**Written exercise**. Find and copy every line in the records that includes the string "name".

──────

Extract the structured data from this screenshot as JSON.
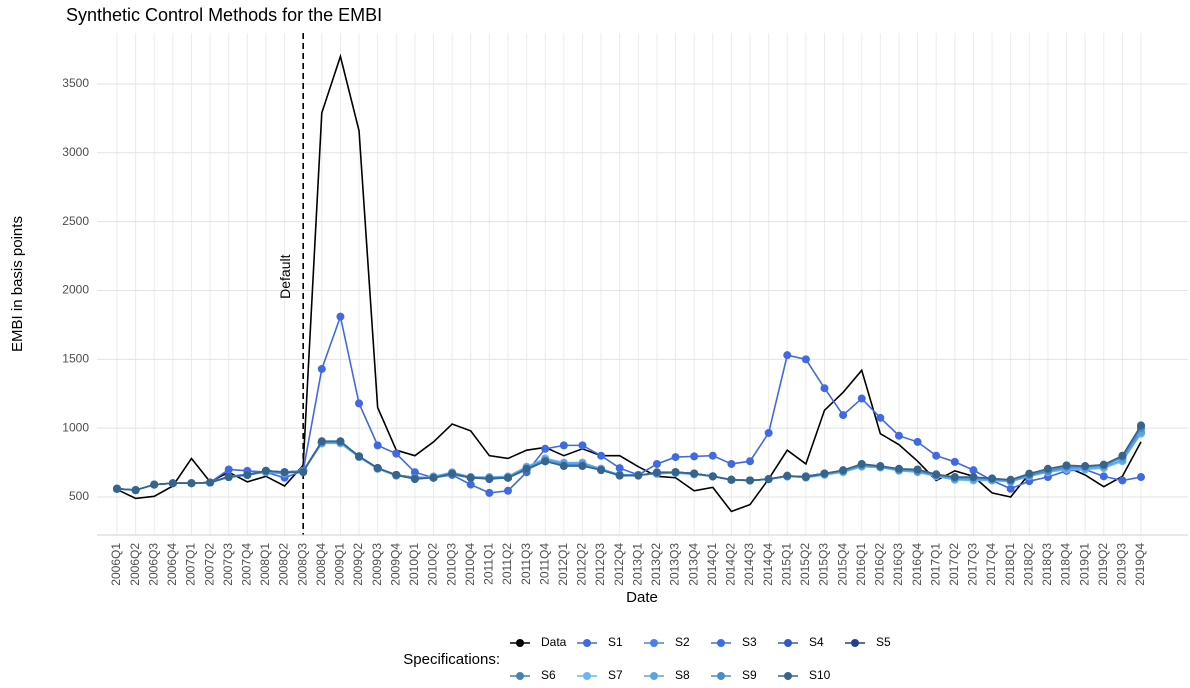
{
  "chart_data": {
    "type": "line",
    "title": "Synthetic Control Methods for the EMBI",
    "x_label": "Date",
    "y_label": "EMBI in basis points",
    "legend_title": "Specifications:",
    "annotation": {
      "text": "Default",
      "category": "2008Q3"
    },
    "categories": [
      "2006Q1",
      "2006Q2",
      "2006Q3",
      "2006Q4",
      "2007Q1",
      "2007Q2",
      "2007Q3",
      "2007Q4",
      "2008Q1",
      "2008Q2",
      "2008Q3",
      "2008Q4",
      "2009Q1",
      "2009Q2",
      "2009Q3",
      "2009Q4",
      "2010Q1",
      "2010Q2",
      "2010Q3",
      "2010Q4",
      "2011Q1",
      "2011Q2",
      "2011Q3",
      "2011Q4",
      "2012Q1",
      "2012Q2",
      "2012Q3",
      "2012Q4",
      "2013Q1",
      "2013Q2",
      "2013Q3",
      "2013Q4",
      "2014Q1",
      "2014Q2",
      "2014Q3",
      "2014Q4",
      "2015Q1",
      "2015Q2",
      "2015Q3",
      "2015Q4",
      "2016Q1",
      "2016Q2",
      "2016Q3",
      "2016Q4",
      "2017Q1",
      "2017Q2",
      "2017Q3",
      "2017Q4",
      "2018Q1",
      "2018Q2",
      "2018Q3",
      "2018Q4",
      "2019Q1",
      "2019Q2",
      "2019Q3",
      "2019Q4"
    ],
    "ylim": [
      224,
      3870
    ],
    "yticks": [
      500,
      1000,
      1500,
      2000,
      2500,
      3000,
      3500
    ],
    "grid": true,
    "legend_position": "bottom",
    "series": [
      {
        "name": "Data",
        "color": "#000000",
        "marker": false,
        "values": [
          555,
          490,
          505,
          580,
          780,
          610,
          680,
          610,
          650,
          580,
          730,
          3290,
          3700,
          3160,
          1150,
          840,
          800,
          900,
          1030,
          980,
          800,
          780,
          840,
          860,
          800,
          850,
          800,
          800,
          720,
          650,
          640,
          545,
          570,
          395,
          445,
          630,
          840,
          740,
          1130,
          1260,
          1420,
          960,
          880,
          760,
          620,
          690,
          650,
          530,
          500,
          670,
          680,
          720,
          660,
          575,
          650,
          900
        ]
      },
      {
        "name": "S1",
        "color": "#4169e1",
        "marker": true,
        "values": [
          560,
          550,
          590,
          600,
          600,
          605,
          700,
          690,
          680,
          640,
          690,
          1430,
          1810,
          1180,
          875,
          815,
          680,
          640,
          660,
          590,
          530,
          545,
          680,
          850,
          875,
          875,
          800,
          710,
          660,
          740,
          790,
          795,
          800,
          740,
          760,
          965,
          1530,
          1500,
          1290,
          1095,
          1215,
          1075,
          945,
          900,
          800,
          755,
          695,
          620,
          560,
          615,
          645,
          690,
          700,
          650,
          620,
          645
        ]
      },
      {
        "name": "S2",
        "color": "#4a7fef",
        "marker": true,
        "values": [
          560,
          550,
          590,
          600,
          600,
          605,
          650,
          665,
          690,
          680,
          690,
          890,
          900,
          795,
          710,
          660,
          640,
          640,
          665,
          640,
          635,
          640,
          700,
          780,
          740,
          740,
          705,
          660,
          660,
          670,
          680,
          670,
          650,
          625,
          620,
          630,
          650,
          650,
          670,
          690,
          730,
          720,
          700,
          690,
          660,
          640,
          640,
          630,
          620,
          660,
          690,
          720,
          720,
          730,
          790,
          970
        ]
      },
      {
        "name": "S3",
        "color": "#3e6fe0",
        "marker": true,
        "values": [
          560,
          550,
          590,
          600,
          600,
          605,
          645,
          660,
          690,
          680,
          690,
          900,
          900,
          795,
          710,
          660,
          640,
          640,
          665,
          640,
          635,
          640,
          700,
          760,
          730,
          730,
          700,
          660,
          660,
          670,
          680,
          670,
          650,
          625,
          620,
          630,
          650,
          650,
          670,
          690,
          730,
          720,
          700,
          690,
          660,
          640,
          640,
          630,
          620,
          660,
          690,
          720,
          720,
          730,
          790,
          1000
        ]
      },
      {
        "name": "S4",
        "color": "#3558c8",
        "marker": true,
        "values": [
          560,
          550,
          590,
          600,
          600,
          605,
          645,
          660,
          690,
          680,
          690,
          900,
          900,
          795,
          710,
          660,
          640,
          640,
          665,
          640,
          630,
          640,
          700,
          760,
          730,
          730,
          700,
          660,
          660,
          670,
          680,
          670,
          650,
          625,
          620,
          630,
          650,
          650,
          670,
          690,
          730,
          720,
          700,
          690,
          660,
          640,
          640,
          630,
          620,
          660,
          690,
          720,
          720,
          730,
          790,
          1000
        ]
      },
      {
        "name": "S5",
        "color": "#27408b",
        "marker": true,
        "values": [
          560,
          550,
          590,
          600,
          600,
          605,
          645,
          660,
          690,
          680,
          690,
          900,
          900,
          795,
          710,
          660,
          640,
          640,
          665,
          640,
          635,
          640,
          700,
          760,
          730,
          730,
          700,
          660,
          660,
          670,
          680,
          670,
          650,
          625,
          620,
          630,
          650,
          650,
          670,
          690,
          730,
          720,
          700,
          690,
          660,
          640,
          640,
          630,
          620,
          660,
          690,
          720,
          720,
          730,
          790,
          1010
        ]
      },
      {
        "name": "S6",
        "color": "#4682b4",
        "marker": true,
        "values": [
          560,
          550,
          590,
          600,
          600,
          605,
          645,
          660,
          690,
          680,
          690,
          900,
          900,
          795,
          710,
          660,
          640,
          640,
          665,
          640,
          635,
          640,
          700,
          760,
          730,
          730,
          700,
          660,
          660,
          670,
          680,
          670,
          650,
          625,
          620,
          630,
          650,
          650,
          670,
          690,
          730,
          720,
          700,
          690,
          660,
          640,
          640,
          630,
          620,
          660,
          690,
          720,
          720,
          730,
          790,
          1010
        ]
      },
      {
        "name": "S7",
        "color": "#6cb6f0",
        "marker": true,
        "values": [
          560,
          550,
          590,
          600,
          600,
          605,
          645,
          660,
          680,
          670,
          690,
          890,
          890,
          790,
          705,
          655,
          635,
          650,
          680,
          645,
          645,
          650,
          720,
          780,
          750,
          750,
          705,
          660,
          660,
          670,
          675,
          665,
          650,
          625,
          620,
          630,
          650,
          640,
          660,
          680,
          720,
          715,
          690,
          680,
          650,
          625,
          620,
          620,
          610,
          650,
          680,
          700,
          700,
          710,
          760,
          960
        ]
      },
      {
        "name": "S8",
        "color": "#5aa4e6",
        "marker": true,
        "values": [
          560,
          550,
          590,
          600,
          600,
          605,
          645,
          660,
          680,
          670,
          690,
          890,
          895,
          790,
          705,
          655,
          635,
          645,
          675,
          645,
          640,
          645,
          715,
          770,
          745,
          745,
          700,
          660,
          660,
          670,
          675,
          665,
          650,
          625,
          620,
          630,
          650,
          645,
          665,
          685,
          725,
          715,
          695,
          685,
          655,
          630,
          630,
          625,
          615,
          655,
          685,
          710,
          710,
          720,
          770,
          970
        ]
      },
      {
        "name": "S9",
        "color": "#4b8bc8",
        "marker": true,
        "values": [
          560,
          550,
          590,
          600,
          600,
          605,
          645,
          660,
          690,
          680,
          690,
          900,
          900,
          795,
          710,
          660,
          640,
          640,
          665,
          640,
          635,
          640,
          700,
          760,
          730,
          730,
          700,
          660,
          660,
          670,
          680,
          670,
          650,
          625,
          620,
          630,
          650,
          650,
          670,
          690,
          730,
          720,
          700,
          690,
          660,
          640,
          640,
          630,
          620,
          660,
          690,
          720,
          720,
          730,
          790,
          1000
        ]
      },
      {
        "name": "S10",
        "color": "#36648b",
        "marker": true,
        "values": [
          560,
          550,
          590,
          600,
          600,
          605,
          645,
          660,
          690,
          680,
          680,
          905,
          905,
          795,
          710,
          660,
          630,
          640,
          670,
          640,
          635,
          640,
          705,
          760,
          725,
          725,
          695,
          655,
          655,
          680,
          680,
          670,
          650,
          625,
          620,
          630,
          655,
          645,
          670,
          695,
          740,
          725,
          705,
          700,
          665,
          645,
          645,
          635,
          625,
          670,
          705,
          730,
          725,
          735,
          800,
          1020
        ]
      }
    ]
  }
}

──────

**Written solution**.
        "name": "Data",
        "name": "S1",
        "name": "S2",
        "name": "S3",
        "name": "S4",
        "name": "S5",
        "name": "S6",
        "name": "S7",
        "name": "S8",
        "name": "S9",
        "name": "S10",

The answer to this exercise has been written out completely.